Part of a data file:
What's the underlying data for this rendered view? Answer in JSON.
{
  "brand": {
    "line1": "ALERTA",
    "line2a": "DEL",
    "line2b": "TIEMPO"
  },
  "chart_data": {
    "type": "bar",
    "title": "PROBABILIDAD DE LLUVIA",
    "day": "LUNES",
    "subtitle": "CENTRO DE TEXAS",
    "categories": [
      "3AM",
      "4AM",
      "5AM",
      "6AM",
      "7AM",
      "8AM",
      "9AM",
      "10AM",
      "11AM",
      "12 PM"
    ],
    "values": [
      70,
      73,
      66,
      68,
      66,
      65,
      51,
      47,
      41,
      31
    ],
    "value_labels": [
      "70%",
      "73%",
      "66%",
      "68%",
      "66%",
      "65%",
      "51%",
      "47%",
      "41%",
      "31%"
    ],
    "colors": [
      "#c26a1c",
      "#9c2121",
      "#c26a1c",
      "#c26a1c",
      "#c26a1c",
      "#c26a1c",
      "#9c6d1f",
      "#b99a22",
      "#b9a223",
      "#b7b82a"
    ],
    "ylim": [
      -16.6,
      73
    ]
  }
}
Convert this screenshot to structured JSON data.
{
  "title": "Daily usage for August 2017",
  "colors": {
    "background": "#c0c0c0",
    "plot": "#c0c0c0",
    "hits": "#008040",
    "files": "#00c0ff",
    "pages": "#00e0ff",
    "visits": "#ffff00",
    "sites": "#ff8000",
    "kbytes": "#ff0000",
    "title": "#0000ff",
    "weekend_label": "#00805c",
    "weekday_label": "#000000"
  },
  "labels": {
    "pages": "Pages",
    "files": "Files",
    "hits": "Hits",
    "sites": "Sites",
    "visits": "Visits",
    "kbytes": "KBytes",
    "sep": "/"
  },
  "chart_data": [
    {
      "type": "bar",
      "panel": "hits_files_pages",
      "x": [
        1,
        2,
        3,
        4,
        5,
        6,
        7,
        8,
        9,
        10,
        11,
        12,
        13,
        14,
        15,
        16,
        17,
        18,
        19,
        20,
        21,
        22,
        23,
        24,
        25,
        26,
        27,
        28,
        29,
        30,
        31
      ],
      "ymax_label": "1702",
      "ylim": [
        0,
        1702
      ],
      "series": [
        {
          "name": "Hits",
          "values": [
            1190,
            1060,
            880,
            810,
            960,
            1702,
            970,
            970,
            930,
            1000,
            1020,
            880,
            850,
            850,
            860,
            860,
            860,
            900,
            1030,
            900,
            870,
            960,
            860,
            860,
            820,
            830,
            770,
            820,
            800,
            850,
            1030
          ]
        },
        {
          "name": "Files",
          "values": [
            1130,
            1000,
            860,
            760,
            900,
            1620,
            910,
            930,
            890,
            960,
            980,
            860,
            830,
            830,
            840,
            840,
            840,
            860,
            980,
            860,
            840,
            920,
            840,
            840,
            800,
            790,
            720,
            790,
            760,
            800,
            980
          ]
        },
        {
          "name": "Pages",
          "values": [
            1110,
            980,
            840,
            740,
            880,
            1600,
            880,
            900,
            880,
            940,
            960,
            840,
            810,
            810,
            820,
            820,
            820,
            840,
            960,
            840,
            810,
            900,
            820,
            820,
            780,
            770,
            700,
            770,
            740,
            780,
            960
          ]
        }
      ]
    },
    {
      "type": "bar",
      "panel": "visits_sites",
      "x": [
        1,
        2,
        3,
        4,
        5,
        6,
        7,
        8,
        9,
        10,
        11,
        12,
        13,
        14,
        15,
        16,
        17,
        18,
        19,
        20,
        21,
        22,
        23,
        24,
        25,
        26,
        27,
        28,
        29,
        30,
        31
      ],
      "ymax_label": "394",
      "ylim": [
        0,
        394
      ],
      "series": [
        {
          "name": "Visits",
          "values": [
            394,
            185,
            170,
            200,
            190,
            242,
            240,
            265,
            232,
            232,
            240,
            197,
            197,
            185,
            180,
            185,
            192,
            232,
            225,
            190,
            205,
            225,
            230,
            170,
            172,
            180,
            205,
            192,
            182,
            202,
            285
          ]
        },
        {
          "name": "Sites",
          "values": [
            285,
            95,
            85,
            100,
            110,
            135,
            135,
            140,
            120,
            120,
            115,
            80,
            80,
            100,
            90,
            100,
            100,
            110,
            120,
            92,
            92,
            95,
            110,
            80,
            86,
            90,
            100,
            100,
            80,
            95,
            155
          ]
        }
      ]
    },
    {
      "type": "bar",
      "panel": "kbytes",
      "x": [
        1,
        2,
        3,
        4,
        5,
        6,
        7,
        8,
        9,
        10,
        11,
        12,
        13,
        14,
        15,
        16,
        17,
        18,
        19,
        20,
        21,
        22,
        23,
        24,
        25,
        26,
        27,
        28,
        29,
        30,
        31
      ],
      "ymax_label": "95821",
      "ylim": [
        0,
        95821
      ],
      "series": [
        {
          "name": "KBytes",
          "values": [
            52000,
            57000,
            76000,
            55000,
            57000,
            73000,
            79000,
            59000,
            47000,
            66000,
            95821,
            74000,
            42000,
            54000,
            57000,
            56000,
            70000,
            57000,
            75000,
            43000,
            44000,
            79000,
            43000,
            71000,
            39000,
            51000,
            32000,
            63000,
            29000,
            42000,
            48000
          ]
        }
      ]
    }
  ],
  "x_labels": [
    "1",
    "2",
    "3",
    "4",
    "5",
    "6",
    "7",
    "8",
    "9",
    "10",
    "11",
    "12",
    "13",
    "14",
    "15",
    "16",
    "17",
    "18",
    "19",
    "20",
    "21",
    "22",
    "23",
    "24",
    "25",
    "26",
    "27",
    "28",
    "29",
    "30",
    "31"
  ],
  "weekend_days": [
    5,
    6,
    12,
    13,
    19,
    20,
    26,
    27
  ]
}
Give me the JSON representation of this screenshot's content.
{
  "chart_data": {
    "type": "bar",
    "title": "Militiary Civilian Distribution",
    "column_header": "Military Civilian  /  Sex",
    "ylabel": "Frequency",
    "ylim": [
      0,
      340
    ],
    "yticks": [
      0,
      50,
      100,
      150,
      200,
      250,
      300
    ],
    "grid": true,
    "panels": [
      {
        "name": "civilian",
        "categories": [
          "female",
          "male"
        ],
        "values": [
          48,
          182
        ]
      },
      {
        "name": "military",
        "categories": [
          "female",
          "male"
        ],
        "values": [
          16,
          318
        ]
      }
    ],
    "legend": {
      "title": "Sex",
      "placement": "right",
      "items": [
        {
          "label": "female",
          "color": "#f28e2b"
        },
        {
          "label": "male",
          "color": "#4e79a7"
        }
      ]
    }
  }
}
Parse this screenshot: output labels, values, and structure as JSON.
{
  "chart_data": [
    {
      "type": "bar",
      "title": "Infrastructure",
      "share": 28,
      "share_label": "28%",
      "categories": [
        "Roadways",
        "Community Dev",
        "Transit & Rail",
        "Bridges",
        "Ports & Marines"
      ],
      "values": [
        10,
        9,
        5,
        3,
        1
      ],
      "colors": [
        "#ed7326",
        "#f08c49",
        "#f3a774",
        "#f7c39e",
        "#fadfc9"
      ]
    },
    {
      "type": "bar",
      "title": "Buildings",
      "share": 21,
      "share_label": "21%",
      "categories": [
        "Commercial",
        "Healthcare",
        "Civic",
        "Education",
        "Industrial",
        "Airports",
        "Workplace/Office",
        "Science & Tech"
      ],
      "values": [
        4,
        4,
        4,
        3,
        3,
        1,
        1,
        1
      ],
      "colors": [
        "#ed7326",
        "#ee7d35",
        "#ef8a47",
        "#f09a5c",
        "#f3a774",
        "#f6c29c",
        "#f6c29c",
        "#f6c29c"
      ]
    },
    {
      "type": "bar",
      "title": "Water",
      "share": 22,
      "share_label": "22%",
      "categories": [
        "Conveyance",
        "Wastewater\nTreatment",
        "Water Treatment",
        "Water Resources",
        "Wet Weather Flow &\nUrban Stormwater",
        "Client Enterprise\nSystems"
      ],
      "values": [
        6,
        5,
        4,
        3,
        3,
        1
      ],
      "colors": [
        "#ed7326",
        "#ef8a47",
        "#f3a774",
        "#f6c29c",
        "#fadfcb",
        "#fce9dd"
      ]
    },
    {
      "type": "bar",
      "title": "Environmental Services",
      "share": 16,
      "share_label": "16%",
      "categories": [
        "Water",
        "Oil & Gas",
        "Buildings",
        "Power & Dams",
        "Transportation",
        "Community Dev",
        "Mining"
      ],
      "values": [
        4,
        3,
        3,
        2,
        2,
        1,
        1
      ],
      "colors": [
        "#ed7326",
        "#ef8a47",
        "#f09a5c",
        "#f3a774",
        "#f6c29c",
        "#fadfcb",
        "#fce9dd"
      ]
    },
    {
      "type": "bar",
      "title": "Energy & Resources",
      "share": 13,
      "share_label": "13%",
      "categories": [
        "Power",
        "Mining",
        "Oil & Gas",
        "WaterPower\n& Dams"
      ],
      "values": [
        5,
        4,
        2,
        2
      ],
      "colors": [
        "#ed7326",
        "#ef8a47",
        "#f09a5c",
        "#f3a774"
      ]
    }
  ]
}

■ **Your task**
Using the material above, report each line where "Resources" occurs.

■ **Exercise answer**
        "Water Resources",
      "title": "Energy & Resources",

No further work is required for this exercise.